Extract each line of the records below that contains the word "Sharpness".

+++

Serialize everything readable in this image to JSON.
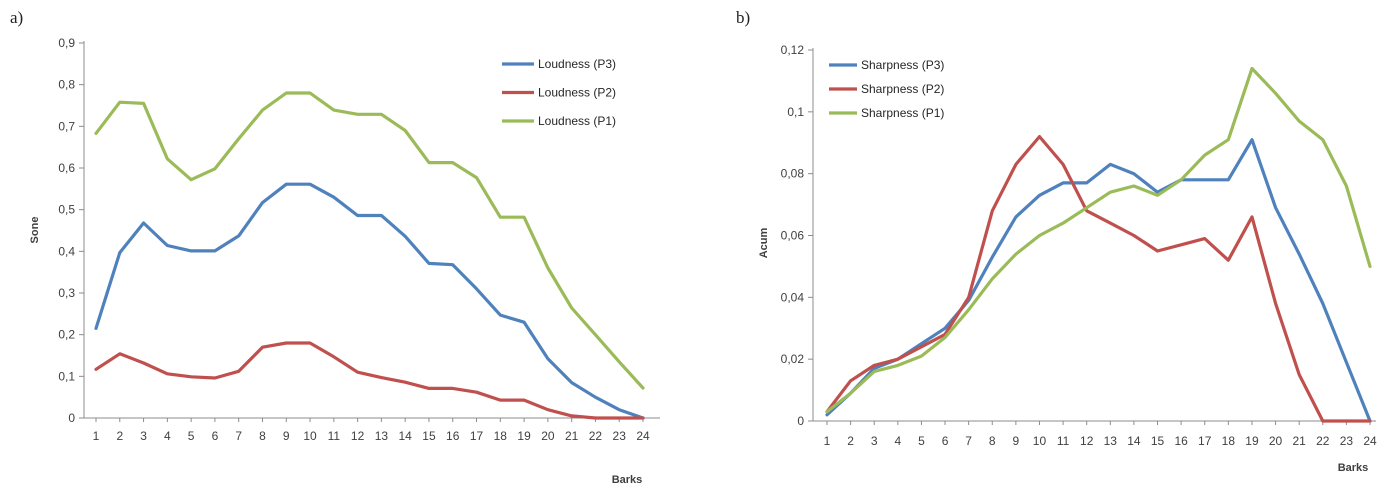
{
  "panels": [
    {
      "letter": "a)",
      "chart_data": {
        "type": "line",
        "title": "",
        "xlabel": "Barks",
        "ylabel": "Sone",
        "categories": [
          "1",
          "2",
          "3",
          "4",
          "5",
          "6",
          "7",
          "8",
          "9",
          "10",
          "11",
          "12",
          "13",
          "14",
          "15",
          "16",
          "17",
          "18",
          "19",
          "20",
          "21",
          "22",
          "23",
          "24"
        ],
        "yticks": [
          "0",
          "0,1",
          "0,2",
          "0,3",
          "0,4",
          "0,5",
          "0,6",
          "0,7",
          "0,8",
          "0,9"
        ],
        "ylim": [
          0,
          0.9
        ],
        "grid": false,
        "legend_position": "top-right",
        "series": [
          {
            "name": "Loudness (P3)",
            "color": "#4f81bd",
            "values": [
              0.215,
              0.397,
              0.468,
              0.414,
              0.401,
              0.401,
              0.437,
              0.517,
              0.561,
              0.561,
              0.53,
              0.486,
              0.486,
              0.436,
              0.371,
              0.368,
              0.31,
              0.247,
              0.23,
              0.142,
              0.085,
              0.05,
              0.02,
              0.0
            ]
          },
          {
            "name": "Loudness (P2)",
            "color": "#c0504d",
            "values": [
              0.117,
              0.154,
              0.132,
              0.106,
              0.099,
              0.096,
              0.112,
              0.17,
              0.18,
              0.18,
              0.147,
              0.11,
              0.097,
              0.086,
              0.071,
              0.071,
              0.062,
              0.043,
              0.043,
              0.02,
              0.005,
              0.0,
              0.0,
              0.0
            ]
          },
          {
            "name": "Loudness (P1)",
            "color": "#9bbb59",
            "values": [
              0.683,
              0.758,
              0.755,
              0.622,
              0.572,
              0.598,
              0.67,
              0.739,
              0.78,
              0.78,
              0.739,
              0.729,
              0.729,
              0.69,
              0.613,
              0.613,
              0.577,
              0.482,
              0.482,
              0.36,
              0.264,
              0.2,
              0.135,
              0.072
            ]
          }
        ]
      }
    },
    {
      "letter": "b)",
      "chart_data": {
        "type": "line",
        "title": "",
        "xlabel": "Barks",
        "ylabel": "Acum",
        "categories": [
          "1",
          "2",
          "3",
          "4",
          "5",
          "6",
          "7",
          "8",
          "9",
          "10",
          "11",
          "12",
          "13",
          "14",
          "15",
          "16",
          "17",
          "18",
          "19",
          "20",
          "21",
          "22",
          "23",
          "24"
        ],
        "yticks": [
          "0",
          "0,02",
          "0,04",
          "0,06",
          "0,08",
          "0,1",
          "0,12"
        ],
        "ylim": [
          0,
          0.12
        ],
        "grid": false,
        "legend_position": "top-left",
        "series": [
          {
            "name": "Sharpness (P3)",
            "color": "#4f81bd",
            "values": [
              0.002,
              0.009,
              0.017,
              0.02,
              0.025,
              0.03,
              0.039,
              0.053,
              0.066,
              0.073,
              0.077,
              0.077,
              0.083,
              0.08,
              0.074,
              0.078,
              0.078,
              0.078,
              0.091,
              0.069,
              0.054,
              0.038,
              0.019,
              0.0
            ]
          },
          {
            "name": "Sharpness (P2)",
            "color": "#c0504d",
            "values": [
              0.003,
              0.013,
              0.018,
              0.02,
              0.024,
              0.028,
              0.04,
              0.068,
              0.083,
              0.092,
              0.083,
              0.068,
              0.064,
              0.06,
              0.055,
              0.057,
              0.059,
              0.052,
              0.066,
              0.038,
              0.015,
              0.0,
              0.0,
              0.0
            ]
          },
          {
            "name": "Sharpness (P1)",
            "color": "#9bbb59",
            "values": [
              0.003,
              0.009,
              0.016,
              0.018,
              0.021,
              0.027,
              0.036,
              0.046,
              0.054,
              0.06,
              0.064,
              0.069,
              0.074,
              0.076,
              0.073,
              0.078,
              0.086,
              0.091,
              0.114,
              0.106,
              0.097,
              0.091,
              0.076,
              0.05
            ]
          }
        ]
      }
    }
  ]
}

+++

* Expected answer *
            "name": "Sharpness (P3)",
            "name": "Sharpness (P2)",
            "name": "Sharpness (P1)",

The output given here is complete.